## CHALLENGE
Leave out the pictures and copy the remaining records exactly.

----- RECORDS TO PROCESS -----

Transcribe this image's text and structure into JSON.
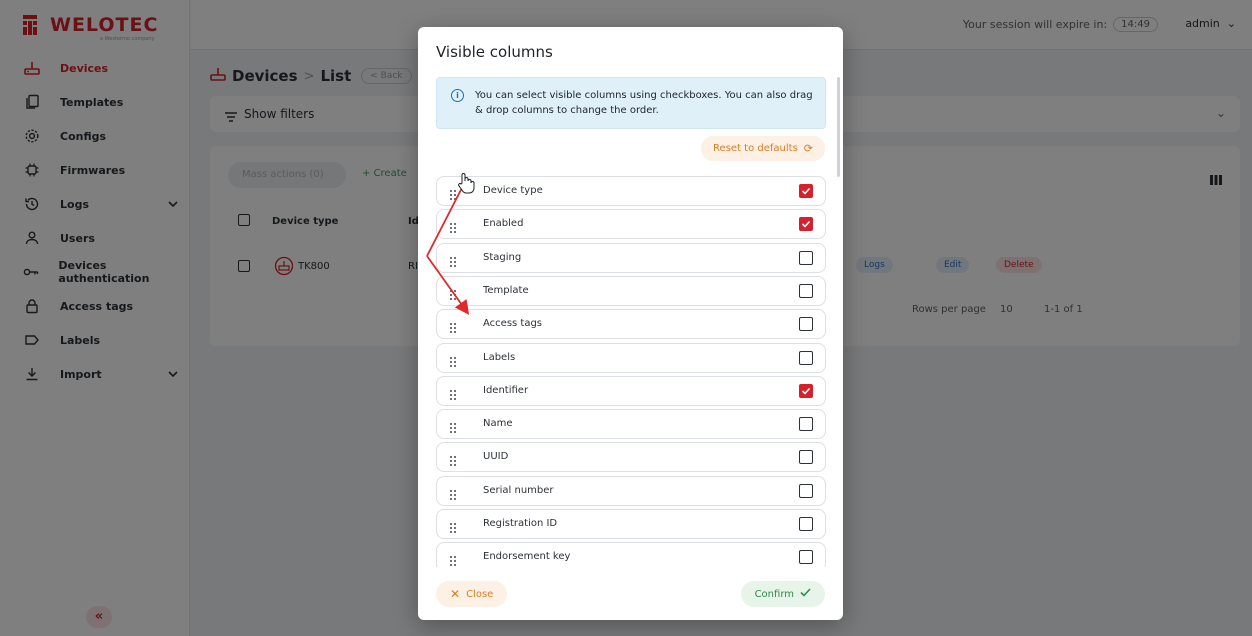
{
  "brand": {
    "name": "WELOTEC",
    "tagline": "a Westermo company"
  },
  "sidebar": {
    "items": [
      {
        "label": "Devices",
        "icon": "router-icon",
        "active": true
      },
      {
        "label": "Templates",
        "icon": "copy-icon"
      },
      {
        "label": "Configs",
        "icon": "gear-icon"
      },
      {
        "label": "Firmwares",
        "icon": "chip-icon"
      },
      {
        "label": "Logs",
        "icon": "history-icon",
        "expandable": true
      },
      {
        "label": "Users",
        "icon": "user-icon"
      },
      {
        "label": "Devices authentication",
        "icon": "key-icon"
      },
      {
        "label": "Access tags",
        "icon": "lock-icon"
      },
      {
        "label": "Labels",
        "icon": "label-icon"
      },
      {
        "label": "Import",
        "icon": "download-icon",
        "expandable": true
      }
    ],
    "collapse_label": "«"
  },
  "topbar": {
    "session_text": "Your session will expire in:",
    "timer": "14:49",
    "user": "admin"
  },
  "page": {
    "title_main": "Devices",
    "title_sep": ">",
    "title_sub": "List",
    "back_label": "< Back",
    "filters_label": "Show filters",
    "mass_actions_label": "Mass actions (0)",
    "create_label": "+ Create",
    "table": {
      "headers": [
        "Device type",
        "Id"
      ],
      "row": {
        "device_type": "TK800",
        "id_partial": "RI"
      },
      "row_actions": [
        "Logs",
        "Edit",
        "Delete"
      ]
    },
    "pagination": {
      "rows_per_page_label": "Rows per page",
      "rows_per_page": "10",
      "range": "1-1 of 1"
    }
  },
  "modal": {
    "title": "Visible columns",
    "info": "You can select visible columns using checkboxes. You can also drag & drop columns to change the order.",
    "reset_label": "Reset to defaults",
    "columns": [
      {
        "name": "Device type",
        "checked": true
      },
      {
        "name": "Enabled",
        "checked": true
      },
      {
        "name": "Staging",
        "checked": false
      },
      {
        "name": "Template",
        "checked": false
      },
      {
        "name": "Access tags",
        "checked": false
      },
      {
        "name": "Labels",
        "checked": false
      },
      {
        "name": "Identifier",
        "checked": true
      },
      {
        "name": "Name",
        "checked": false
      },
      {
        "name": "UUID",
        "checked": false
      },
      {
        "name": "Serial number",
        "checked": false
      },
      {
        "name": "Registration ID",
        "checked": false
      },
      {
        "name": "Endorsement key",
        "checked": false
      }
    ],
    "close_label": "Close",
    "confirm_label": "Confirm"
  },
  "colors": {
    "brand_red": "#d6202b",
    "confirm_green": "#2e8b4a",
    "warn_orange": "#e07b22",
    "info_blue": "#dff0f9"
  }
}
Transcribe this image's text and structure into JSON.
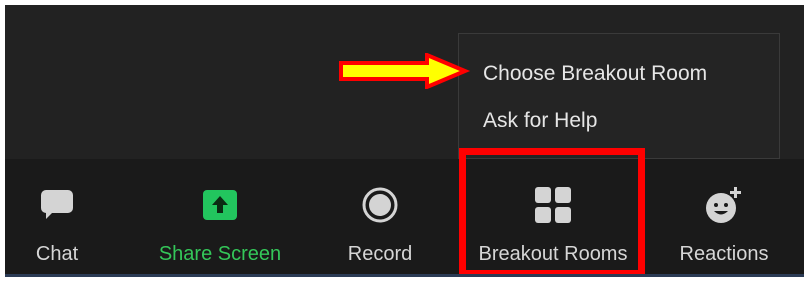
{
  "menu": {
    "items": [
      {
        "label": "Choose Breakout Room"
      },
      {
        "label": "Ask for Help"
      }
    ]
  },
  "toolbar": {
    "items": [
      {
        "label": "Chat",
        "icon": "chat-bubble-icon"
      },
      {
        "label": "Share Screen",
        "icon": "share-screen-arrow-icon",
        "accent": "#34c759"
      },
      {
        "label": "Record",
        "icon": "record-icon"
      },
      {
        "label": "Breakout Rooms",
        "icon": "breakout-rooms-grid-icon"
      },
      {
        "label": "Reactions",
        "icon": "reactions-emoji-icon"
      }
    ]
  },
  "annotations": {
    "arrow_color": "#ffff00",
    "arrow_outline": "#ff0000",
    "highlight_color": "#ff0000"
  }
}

-----

## THE RESULT
Transcribe this image's text and structure into JSON.
{
  "brand": {
    "name": "WELOTEC",
    "tagline": "a Westermo company"
  },
  "sidebar": {
    "items": [
      {
        "label": "Devices",
        "icon": "router-icon",
        "active": true
      },
      {
        "label": "Templates",
        "icon": "copy-icon"
      },
      {
        "label": "Configs",
        "icon": "gear-icon"
      },
      {
        "label": "Firmwares",
        "icon": "chip-icon"
      },
      {
        "label": "Logs",
        "icon": "history-icon",
        "expandable": true
      },
      {
        "label": "Users",
        "icon": "user-icon"
      },
      {
        "label": "Devices authentication",
        "icon": "key-icon"
      },
      {
        "label": "Access tags",
        "icon": "lock-icon"
      },
      {
        "label": "Labels",
        "icon": "label-icon"
      },
      {
        "label": "Import",
        "icon": "download-icon",
        "expandable": true
      }
    ],
    "collapse_label": "«"
  },
  "topbar": {
    "session_text": "Your session will expire in:",
    "timer": "14:49",
    "user": "admin"
  },
  "page": {
    "title_main": "Devices",
    "title_sep": ">",
    "title_sub": "List",
    "back_label": "< Back",
    "filters_label": "Show filters",
    "mass_actions_label": "Mass actions (0)",
    "create_label": "+ Create",
    "table": {
      "headers": [
        "Device type",
        "Id"
      ],
      "row": {
        "device_type": "TK800",
        "id_partial": "RI"
      },
      "row_actions": [
        "Logs",
        "Edit",
        "Delete"
      ]
    },
    "pagination": {
      "rows_per_page_label": "Rows per page",
      "rows_per_page": "10",
      "range": "1-1 of 1"
    }
  },
  "modal": {
    "title": "Visible columns",
    "info": "You can select visible columns using checkboxes. You can also drag & drop columns to change the order.",
    "reset_label": "Reset to defaults",
    "columns": [
      {
        "name": "Device type",
        "checked": true
      },
      {
        "name": "Enabled",
        "checked": true
      },
      {
        "name": "Staging",
        "checked": false
      },
      {
        "name": "Template",
        "checked": false
      },
      {
        "name": "Access tags",
        "checked": false
      },
      {
        "name": "Labels",
        "checked": false
      },
      {
        "name": "Identifier",
        "checked": true
      },
      {
        "name": "Name",
        "checked": false
      },
      {
        "name": "UUID",
        "checked": false
      },
      {
        "name": "Serial number",
        "checked": false
      },
      {
        "name": "Registration ID",
        "checked": false
      },
      {
        "name": "Endorsement key",
        "checked": false
      }
    ],
    "close_label": "Close",
    "confirm_label": "Confirm"
  },
  "colors": {
    "brand_red": "#d6202b",
    "confirm_green": "#2e8b4a",
    "warn_orange": "#e07b22",
    "info_blue": "#dff0f9"
  }
}
Transcribe this image's text and structure into JSON.
{
  "menu": {
    "items": [
      {
        "label": "Choose Breakout Room"
      },
      {
        "label": "Ask for Help"
      }
    ]
  },
  "toolbar": {
    "items": [
      {
        "label": "Chat",
        "icon": "chat-bubble-icon"
      },
      {
        "label": "Share Screen",
        "icon": "share-screen-arrow-icon",
        "accent": "#34c759"
      },
      {
        "label": "Record",
        "icon": "record-icon"
      },
      {
        "label": "Breakout Rooms",
        "icon": "breakout-rooms-grid-icon"
      },
      {
        "label": "Reactions",
        "icon": "reactions-emoji-icon"
      }
    ]
  },
  "annotations": {
    "arrow_color": "#ffff00",
    "arrow_outline": "#ff0000",
    "highlight_color": "#ff0000"
  }
}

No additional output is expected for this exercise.